> _Data shown_:

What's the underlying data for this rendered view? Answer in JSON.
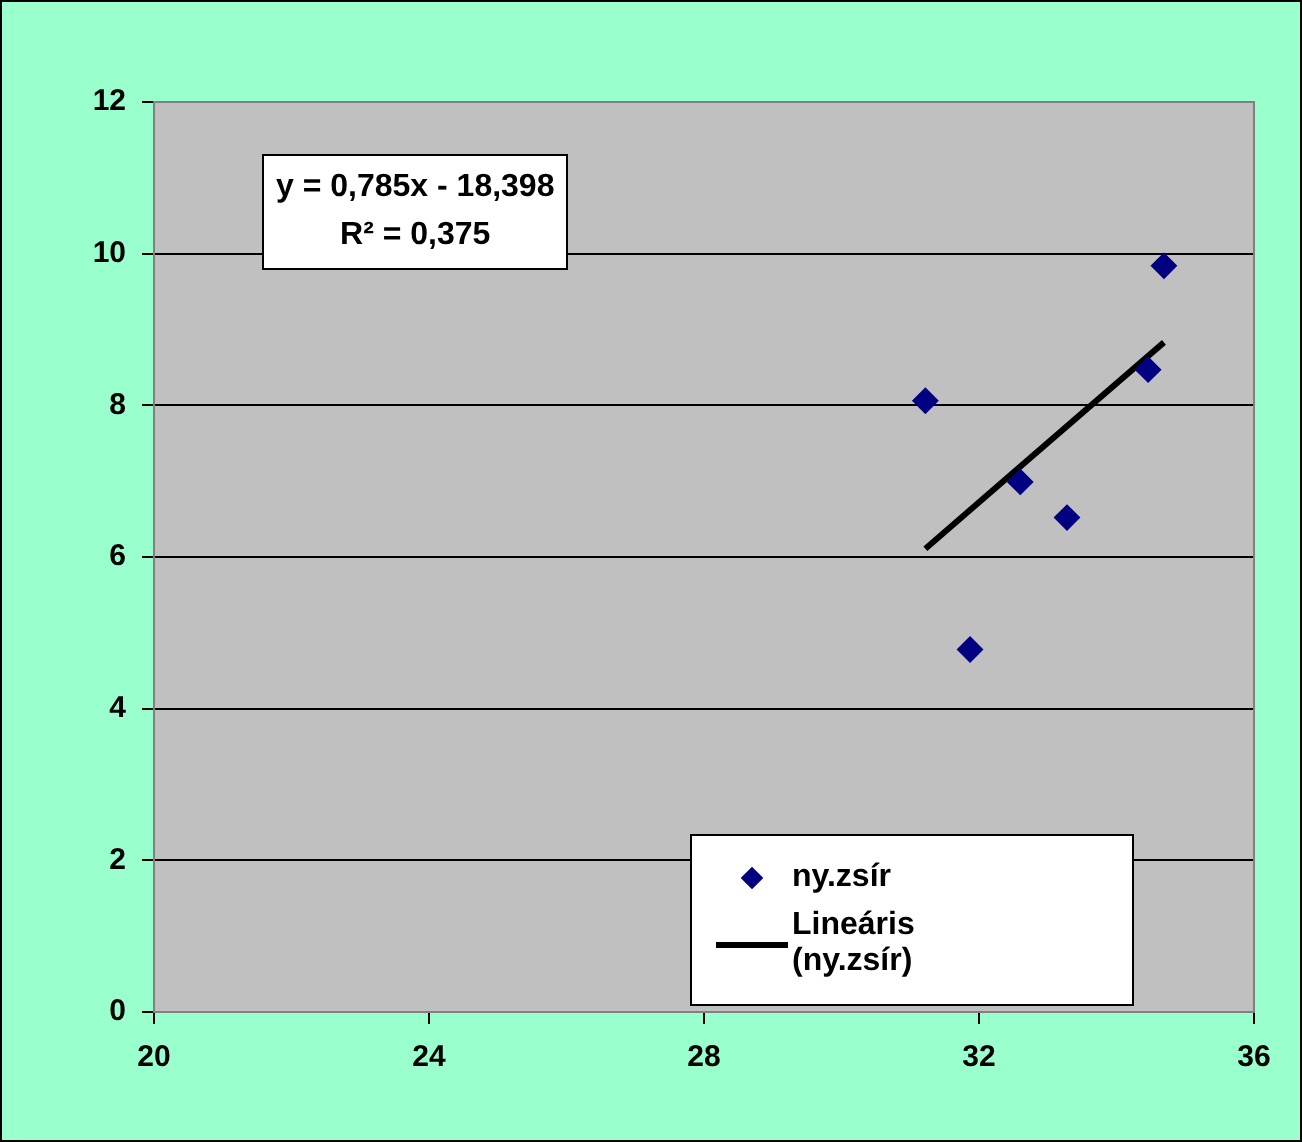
{
  "chart_data": {
    "type": "scatter",
    "annotations": [
      "y = 0,785x - 18,398",
      "R² = 0,375"
    ],
    "series": [
      {
        "name": "ny.zsír",
        "color": "#000080",
        "marker": "diamond",
        "x": [
          31.22,
          31.87,
          32.6,
          33.28,
          34.46,
          34.69
        ],
        "values": [
          8.06,
          4.78,
          6.99,
          6.52,
          8.47,
          9.84
        ]
      },
      {
        "name": "Lineáris (ny.zsír)",
        "type": "line",
        "color": "#000000",
        "marker": "none",
        "x": [
          31.22,
          34.69
        ],
        "values": [
          6.11,
          8.83
        ]
      }
    ],
    "xlim": [
      20,
      36
    ],
    "xticks": [
      20,
      24,
      28,
      32,
      36
    ],
    "ylim": [
      0,
      12
    ],
    "yticks": [
      0,
      2,
      4,
      6,
      8,
      10,
      12
    ],
    "grid": "y",
    "legend": "bottom right"
  }
}
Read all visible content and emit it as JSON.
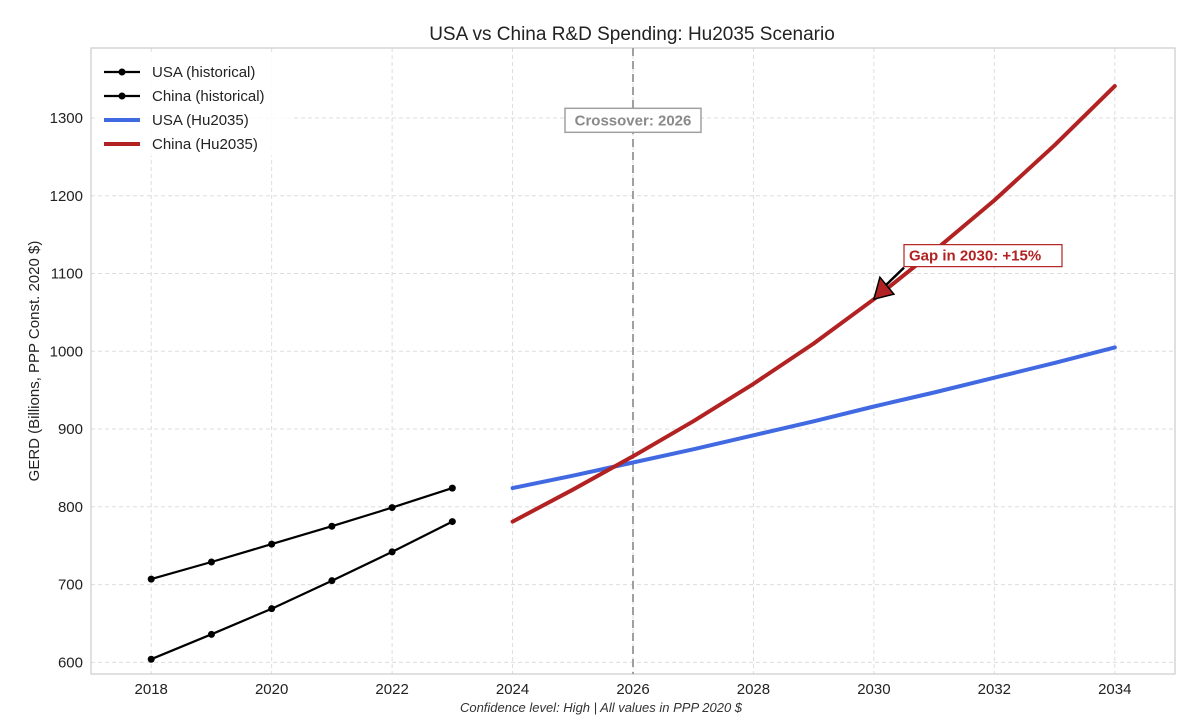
{
  "chart_data": {
    "type": "line",
    "title": "USA vs China R&D Spending: Hu2035 Scenario",
    "xlabel": "",
    "ylabel": "GERD (Billions, PPP Const. 2020 $)",
    "footnote": "Confidence level: High | All values in PPP 2020 $",
    "xlim": [
      2017,
      2035
    ],
    "ylim": [
      585,
      1390
    ],
    "x_ticks": [
      2018,
      2020,
      2022,
      2024,
      2026,
      2028,
      2030,
      2032,
      2034
    ],
    "y_ticks": [
      600,
      700,
      800,
      900,
      1000,
      1100,
      1200,
      1300
    ],
    "grid": true,
    "legend_position": "top-left",
    "series": [
      {
        "name": "USA (historical)",
        "color": "#000000",
        "style": "line-markers",
        "x": [
          2018,
          2019,
          2020,
          2021,
          2022,
          2023
        ],
        "y": [
          707,
          729,
          752,
          775,
          799,
          824
        ]
      },
      {
        "name": "China (historical)",
        "color": "#000000",
        "style": "line-markers",
        "x": [
          2018,
          2019,
          2020,
          2021,
          2022,
          2023
        ],
        "y": [
          604,
          636,
          669,
          705,
          742,
          781
        ]
      },
      {
        "name": "USA (Hu2035)",
        "color": "#4169e1",
        "style": "thick-line",
        "x": [
          2024,
          2025,
          2026,
          2027,
          2028,
          2029,
          2030,
          2031,
          2032,
          2033,
          2034
        ],
        "y": [
          824,
          840,
          857,
          874,
          892,
          910,
          929,
          947,
          966,
          985,
          1005
        ]
      },
      {
        "name": "China (Hu2035)",
        "color": "#b22222",
        "style": "thick-line",
        "x": [
          2024,
          2025,
          2026,
          2027,
          2028,
          2029,
          2030,
          2031,
          2032,
          2033,
          2034
        ],
        "y": [
          781,
          822,
          865,
          910,
          958,
          1010,
          1067,
          1129,
          1194,
          1265,
          1341
        ]
      }
    ],
    "crossover": {
      "x": 2026,
      "label": "Crossover: 2026",
      "label_y": 1297,
      "color": "#a0a0a0"
    },
    "gap_annotation": {
      "label": "Gap in 2030: +15%",
      "point_x": 2030,
      "point_y": 1067,
      "text_x": 2030.5,
      "text_y": 1123,
      "color": "#b22222"
    }
  }
}
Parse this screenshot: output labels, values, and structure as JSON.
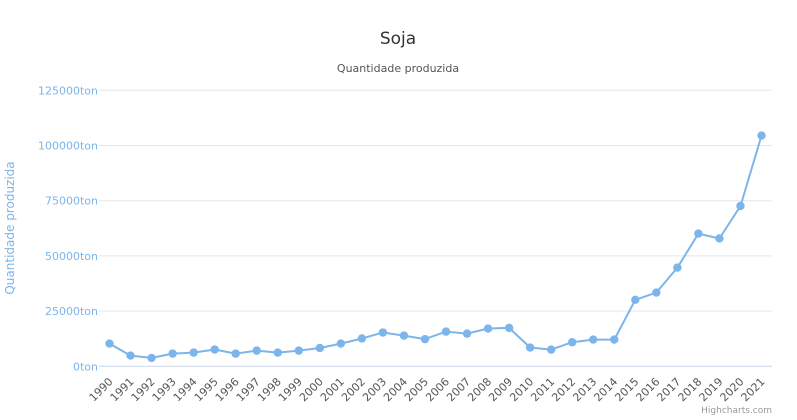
{
  "chart_data": {
    "type": "line",
    "title": "Soja",
    "subtitle": "Quantidade produzida",
    "xlabel": "",
    "ylabel": "Quantidade produzida",
    "ylim": [
      0,
      125000
    ],
    "yticks": [
      0,
      25000,
      50000,
      75000,
      100000,
      125000
    ],
    "ytick_labels": [
      "0ton",
      "25000ton",
      "50000ton",
      "75000ton",
      "100000ton",
      "125000ton"
    ],
    "grid": true,
    "categories": [
      "1990",
      "1991",
      "1992",
      "1993",
      "1994",
      "1995",
      "1996",
      "1997",
      "1998",
      "1999",
      "2000",
      "2001",
      "2002",
      "2003",
      "2004",
      "2005",
      "2006",
      "2007",
      "2008",
      "2009",
      "2010",
      "2011",
      "2012",
      "2013",
      "2014",
      "2015",
      "2016",
      "2017",
      "2018",
      "2019",
      "2020",
      "2021"
    ],
    "series": [
      {
        "name": "Quantidade produzida",
        "color": "#7cb5ec",
        "values": [
          10300,
          4850,
          3800,
          5750,
          6200,
          7600,
          5750,
          7100,
          6200,
          7100,
          8300,
          10300,
          12600,
          15300,
          13900,
          12300,
          15700,
          14800,
          17100,
          17400,
          8500,
          7550,
          10900,
          12100,
          12100,
          30100,
          33400,
          44700,
          60100,
          57900,
          72600,
          104500
        ]
      }
    ],
    "credit": "Highcharts.com"
  }
}
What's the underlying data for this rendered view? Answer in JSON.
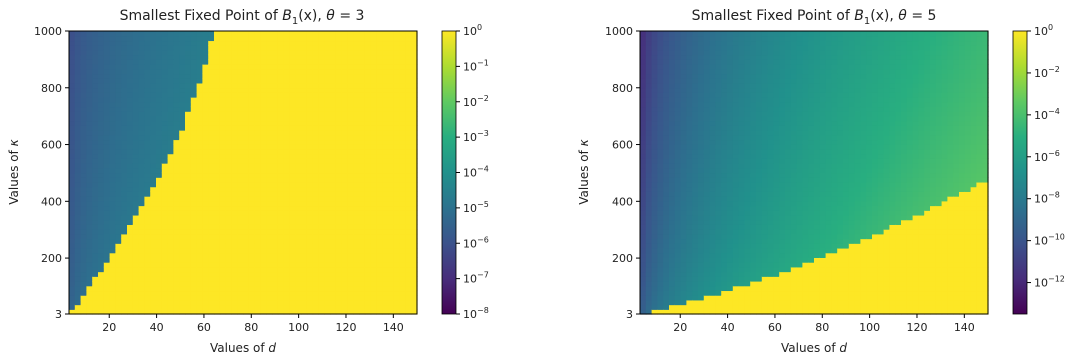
{
  "chart_data": [
    {
      "type": "heatmap",
      "title": "Smallest Fixed Point of B₁(x), θ = 3",
      "title_parts": {
        "prefix": "Smallest Fixed Point of ",
        "fn": "B",
        "sub": "1",
        "arg": "(x), ",
        "param": "θ",
        "eq": " = 3"
      },
      "xlabel": "Values of d",
      "ylabel": "Values of κ",
      "xlim": [
        3,
        150
      ],
      "ylim": [
        3,
        1000
      ],
      "xticks": [
        20,
        40,
        60,
        80,
        100,
        120,
        140
      ],
      "yticks": [
        3,
        200,
        400,
        600,
        800,
        1000
      ],
      "colormap": "viridis",
      "colorbar": {
        "scale": "log",
        "min_exp": -8,
        "max_exp": 0,
        "tick_exponents": [
          0,
          -1,
          -2,
          -3,
          -4,
          -5,
          -6,
          -7,
          -8
        ],
        "tick_labels": [
          "10^0",
          "10^-1",
          "10^-2",
          "10^-3",
          "10^-4",
          "10^-5",
          "10^-6",
          "10^-7",
          "10^-8"
        ]
      },
      "saturated_region": {
        "value": 1,
        "boundary_d": [
          3,
          10,
          20,
          30,
          40,
          50,
          60,
          64
        ],
        "boundary_kappa": [
          3,
          80,
          200,
          330,
          470,
          640,
          860,
          1000
        ]
      },
      "low_region_log10_range": [
        -6.5,
        -3.5
      ]
    },
    {
      "type": "heatmap",
      "title": "Smallest Fixed Point of B₁(x), θ = 5",
      "title_parts": {
        "prefix": "Smallest Fixed Point of ",
        "fn": "B",
        "sub": "1",
        "arg": "(x), ",
        "param": "θ",
        "eq": " = 5"
      },
      "xlabel": "Values of d",
      "ylabel": "Values of κ",
      "xlim": [
        3,
        150
      ],
      "ylim": [
        3,
        1000
      ],
      "xticks": [
        20,
        40,
        60,
        80,
        100,
        120,
        140
      ],
      "yticks": [
        3,
        200,
        400,
        600,
        800,
        1000
      ],
      "colormap": "viridis",
      "colorbar": {
        "scale": "log",
        "min_exp": -13.5,
        "max_exp": 0,
        "tick_exponents": [
          0,
          -2,
          -4,
          -6,
          -8,
          -10,
          -12
        ],
        "tick_labels": [
          "10^0",
          "10^-2",
          "10^-4",
          "10^-6",
          "10^-8",
          "10^-10",
          "10^-12"
        ]
      },
      "saturated_region": {
        "value": 1,
        "boundary_d": [
          3,
          20,
          40,
          60,
          80,
          100,
          120,
          150
        ],
        "boundary_kappa": [
          3,
          40,
          85,
          140,
          205,
          275,
          350,
          480
        ]
      },
      "low_region_log10_range": [
        -13,
        -3.5
      ]
    }
  ]
}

> _Task prompt_:
Out of the preceding entries, pull every line containing the string "Fixed".

> _Response to this task_:
      "title": "Smallest Fixed Point of B₁(x), θ = 3",
        "prefix": "Smallest Fixed Point of ",
      "title": "Smallest Fixed Point of B₁(x), θ = 5",
        "prefix": "Smallest Fixed Point of ",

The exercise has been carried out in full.